### STATED GOAL
Lay out the items as a numbered list, leaving out any blank lines. Include only the lines from the first line of the items up to and including the line with "394, 672, 420]".

Item position entries:
------------------------------

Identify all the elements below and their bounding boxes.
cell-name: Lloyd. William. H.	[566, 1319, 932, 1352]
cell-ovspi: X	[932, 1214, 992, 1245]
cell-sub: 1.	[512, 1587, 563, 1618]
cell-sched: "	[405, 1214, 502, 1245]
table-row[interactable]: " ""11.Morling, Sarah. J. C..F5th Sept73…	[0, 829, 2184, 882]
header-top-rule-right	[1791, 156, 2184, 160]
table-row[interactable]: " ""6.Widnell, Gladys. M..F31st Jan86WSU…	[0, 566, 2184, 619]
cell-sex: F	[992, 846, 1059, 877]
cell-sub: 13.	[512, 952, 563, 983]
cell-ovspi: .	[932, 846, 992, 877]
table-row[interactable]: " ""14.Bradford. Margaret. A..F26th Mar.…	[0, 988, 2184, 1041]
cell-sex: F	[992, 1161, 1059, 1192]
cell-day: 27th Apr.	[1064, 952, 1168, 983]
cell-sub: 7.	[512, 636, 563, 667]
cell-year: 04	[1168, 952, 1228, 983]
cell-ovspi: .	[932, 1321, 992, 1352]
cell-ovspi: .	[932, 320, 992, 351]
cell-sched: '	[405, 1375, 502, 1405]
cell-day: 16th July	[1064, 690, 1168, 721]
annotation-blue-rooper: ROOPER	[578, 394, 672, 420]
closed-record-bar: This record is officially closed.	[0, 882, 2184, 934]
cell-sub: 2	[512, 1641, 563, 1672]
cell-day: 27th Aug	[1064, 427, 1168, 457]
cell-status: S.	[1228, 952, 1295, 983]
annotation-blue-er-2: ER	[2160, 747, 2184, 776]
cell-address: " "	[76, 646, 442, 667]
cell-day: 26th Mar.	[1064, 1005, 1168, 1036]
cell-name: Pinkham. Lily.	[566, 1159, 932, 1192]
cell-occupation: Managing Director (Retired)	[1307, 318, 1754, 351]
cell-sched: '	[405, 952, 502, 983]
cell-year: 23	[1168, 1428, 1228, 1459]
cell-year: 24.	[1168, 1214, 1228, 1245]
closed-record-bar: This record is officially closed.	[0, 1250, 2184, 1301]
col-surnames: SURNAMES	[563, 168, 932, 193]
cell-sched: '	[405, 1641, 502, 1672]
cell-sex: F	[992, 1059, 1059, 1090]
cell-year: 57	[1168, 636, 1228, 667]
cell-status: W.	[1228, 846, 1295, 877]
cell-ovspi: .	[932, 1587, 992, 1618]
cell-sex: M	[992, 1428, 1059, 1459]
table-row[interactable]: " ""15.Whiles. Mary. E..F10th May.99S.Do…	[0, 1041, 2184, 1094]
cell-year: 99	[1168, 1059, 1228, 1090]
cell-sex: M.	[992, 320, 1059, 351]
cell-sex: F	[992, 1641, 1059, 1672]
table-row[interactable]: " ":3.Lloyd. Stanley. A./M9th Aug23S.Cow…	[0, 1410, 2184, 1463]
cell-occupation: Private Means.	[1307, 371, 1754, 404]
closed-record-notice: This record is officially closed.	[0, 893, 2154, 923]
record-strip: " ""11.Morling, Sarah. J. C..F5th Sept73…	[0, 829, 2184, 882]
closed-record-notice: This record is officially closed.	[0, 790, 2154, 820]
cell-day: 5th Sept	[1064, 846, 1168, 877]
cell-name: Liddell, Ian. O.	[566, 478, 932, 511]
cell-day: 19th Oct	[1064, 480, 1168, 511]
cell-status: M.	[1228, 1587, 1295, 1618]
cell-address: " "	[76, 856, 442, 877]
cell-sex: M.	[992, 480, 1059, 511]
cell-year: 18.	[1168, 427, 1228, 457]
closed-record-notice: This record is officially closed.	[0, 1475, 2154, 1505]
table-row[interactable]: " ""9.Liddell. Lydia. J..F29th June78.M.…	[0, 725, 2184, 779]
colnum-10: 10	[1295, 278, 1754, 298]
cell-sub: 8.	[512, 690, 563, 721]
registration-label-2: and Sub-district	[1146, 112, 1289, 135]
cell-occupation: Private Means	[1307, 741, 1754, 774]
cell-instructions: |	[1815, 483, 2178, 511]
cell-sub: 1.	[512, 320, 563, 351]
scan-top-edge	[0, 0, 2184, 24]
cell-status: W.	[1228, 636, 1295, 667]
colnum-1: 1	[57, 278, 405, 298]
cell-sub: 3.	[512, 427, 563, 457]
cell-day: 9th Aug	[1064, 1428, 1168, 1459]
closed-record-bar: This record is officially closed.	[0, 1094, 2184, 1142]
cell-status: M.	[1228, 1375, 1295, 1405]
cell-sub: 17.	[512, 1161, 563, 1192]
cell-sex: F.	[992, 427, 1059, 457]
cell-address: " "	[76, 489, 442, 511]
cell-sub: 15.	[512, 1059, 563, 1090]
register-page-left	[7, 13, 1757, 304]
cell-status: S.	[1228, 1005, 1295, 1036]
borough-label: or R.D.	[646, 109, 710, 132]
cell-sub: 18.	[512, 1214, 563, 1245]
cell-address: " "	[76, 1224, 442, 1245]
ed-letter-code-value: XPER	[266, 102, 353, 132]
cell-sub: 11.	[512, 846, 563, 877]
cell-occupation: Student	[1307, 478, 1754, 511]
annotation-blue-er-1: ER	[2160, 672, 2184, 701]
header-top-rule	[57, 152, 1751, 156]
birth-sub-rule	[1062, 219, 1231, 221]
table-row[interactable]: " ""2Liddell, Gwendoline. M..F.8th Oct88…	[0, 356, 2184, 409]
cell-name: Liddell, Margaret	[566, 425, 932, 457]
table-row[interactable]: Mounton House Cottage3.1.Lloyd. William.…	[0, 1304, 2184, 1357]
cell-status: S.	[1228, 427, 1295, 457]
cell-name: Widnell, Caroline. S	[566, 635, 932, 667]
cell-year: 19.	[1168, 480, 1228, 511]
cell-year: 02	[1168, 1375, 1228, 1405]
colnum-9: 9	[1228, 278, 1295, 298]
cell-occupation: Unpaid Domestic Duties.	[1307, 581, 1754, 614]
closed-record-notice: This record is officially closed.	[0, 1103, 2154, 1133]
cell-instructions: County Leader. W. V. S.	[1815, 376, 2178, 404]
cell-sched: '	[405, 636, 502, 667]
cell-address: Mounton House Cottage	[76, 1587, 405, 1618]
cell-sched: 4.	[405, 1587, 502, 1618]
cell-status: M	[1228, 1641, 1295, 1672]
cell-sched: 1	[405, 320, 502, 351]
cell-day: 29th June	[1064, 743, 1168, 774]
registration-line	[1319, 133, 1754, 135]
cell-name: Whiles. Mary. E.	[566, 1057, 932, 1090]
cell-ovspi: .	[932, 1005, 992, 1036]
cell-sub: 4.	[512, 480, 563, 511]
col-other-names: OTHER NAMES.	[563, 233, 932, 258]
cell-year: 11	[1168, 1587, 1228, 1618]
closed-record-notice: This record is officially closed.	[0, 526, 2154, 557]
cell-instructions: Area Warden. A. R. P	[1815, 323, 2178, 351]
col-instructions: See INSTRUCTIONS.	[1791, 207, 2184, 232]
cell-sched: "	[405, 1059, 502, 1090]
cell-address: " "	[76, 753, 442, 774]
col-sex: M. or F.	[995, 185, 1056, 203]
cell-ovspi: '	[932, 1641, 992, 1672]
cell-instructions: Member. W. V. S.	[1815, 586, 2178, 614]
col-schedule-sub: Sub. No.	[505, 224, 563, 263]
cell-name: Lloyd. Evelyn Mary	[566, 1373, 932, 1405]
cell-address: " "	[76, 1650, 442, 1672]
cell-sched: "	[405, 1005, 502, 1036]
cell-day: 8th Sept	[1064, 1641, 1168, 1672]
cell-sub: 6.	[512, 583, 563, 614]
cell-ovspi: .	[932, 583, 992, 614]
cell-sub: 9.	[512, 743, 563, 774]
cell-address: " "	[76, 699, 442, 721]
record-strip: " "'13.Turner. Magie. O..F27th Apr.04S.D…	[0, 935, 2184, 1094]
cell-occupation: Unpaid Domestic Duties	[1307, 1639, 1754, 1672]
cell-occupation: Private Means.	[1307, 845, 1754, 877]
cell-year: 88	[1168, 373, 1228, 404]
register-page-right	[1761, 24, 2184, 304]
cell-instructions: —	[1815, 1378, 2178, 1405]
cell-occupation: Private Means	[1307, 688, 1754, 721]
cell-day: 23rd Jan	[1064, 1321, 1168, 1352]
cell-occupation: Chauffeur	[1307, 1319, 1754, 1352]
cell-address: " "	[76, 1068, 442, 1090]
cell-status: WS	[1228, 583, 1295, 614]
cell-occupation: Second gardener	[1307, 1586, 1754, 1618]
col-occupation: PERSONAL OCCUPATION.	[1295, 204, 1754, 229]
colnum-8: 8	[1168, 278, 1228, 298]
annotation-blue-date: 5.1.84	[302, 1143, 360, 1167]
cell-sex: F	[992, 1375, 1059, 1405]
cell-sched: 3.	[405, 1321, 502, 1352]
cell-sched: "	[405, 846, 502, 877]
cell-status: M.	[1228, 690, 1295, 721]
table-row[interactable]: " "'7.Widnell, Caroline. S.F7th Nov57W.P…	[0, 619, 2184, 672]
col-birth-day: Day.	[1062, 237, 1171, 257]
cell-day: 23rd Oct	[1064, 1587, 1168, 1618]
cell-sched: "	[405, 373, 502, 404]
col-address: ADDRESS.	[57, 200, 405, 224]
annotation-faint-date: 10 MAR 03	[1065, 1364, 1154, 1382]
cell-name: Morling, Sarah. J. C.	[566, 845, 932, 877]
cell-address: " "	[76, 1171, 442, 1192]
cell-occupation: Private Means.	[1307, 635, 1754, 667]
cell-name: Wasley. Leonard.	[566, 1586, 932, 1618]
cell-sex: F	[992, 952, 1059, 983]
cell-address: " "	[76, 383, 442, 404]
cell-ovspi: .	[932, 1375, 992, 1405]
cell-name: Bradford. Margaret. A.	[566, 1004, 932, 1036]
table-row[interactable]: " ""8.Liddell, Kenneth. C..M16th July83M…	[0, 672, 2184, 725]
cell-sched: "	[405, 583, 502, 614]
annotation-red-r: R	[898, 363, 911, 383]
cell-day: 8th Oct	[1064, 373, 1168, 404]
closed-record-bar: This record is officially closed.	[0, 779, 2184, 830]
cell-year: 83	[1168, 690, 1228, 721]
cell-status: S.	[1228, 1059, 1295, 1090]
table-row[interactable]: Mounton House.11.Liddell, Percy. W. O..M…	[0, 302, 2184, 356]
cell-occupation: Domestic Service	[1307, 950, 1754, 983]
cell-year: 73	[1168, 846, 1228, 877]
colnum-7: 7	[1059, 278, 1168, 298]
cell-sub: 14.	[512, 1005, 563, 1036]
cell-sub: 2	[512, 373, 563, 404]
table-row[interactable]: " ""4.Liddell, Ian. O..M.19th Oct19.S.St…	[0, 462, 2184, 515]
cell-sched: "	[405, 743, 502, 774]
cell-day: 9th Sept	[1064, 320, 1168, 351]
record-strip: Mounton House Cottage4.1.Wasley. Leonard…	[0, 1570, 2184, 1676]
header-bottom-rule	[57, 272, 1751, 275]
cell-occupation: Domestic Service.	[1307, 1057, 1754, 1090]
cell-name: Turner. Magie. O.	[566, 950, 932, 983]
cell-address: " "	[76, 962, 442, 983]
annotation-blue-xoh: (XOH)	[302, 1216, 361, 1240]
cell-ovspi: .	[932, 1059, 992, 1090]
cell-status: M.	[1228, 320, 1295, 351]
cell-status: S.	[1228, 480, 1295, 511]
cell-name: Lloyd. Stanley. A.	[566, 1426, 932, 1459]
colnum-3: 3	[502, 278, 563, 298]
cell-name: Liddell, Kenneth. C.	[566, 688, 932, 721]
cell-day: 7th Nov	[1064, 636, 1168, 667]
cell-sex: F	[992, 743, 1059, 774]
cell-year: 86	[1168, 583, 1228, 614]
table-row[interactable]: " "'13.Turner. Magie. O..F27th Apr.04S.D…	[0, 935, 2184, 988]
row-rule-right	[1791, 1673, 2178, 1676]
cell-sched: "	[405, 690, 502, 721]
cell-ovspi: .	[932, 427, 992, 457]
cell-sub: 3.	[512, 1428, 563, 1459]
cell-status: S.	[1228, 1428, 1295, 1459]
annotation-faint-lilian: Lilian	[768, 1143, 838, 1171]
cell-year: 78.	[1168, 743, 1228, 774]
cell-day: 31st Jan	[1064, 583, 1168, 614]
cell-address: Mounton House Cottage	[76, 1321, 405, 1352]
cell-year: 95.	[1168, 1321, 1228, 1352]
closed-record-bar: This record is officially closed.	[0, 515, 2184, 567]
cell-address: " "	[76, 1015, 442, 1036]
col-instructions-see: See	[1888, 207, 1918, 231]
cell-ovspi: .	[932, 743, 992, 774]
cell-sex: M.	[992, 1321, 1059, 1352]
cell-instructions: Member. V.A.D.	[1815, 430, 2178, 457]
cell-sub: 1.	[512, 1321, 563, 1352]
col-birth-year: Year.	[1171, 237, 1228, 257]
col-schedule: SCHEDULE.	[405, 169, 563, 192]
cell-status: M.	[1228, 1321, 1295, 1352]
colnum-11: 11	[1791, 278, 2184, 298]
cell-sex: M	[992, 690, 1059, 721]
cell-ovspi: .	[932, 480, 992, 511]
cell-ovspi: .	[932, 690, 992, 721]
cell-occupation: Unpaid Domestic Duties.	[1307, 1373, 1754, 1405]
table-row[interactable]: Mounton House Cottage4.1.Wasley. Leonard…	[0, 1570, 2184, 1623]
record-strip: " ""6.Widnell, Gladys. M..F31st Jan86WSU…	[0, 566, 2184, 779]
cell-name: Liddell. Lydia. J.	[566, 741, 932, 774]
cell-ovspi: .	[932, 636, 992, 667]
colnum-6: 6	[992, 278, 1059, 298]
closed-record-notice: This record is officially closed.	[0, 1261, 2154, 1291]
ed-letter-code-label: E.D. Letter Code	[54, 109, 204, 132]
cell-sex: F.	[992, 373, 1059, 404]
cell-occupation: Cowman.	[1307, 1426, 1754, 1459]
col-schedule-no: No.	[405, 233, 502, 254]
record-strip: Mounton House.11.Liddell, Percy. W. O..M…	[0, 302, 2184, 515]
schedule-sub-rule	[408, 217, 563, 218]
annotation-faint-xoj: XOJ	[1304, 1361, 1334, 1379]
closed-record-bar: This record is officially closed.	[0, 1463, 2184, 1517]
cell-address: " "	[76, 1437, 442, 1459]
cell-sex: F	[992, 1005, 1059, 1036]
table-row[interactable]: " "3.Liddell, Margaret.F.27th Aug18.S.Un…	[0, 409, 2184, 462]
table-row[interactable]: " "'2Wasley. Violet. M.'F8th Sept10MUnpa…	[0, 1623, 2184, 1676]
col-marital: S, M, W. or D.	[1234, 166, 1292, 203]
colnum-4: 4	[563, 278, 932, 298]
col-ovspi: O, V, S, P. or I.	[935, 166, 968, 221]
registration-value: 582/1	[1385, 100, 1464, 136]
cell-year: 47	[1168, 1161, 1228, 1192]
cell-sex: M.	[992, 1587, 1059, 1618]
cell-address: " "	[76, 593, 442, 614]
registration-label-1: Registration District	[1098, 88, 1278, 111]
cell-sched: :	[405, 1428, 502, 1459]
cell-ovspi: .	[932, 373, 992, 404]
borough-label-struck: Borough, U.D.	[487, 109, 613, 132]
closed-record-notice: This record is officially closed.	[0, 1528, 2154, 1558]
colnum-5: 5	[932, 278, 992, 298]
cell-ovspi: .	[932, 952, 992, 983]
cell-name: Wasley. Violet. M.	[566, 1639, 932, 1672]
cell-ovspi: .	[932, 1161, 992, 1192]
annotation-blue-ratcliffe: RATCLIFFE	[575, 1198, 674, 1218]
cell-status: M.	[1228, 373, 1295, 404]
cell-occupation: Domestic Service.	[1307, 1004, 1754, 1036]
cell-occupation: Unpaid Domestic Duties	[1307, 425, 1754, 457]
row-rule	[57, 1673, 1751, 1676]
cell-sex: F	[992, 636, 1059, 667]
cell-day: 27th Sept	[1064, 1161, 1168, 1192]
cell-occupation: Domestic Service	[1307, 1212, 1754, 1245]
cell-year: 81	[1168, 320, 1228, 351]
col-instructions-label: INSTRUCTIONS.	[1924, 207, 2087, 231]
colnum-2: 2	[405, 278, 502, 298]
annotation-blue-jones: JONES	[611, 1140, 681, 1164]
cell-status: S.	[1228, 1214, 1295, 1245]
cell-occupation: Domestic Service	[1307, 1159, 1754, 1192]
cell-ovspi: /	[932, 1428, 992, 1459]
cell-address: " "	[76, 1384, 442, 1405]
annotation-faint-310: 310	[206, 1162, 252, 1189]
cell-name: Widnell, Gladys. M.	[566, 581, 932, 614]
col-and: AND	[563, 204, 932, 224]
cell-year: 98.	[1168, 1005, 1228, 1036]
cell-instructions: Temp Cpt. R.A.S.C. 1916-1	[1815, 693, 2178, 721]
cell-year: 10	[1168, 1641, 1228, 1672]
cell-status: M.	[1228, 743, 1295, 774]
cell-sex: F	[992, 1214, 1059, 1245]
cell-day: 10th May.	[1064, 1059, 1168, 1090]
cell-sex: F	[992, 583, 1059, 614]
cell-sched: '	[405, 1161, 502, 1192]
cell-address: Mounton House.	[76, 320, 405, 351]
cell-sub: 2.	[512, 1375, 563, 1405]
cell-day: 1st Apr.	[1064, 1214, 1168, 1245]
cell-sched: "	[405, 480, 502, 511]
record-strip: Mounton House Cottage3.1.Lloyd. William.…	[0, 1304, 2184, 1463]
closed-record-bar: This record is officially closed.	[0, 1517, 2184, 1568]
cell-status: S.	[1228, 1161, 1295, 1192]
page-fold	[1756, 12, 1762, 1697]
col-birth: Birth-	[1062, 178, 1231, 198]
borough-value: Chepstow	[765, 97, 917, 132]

------------------------------

### RESULT OF THE EXERCISE
1. Identify all the elements below and their bounding boxes.
2. cell-name: Lloyd. William. H.	[566, 1319, 932, 1352]
3. cell-ovspi: X	[932, 1214, 992, 1245]
4. cell-sub: 1.	[512, 1587, 563, 1618]
5. cell-sched: "	[405, 1214, 502, 1245]
6. table-row[interactable]: " ""11.Morling, Sarah. J. C..F5th Sept73…	[0, 829, 2184, 882]
7. header-top-rule-right	[1791, 156, 2184, 160]
8. table-row[interactable]: " ""6.Widnell, Gladys. M..F31st Jan86WSU…	[0, 566, 2184, 619]
9. cell-sex: F	[992, 846, 1059, 877]
10. cell-sub: 13.	[512, 952, 563, 983]
11. cell-ovspi: .	[932, 846, 992, 877]
12. table-row[interactable]: " ""14.Bradford. Margaret. A..F26th Mar.…	[0, 988, 2184, 1041]
13. cell-sex: F	[992, 1161, 1059, 1192]
14. cell-day: 27th Apr.	[1064, 952, 1168, 983]
15. cell-sub: 7.	[512, 636, 563, 667]
16. cell-year: 04	[1168, 952, 1228, 983]
17. cell-ovspi: .	[932, 1321, 992, 1352]
18. cell-ovspi: .	[932, 320, 992, 351]
19. cell-sched: '	[405, 1375, 502, 1405]
20. cell-day: 16th July	[1064, 690, 1168, 721]
21. annotation-blue-rooper: ROOPER	[578, 394, 672, 420]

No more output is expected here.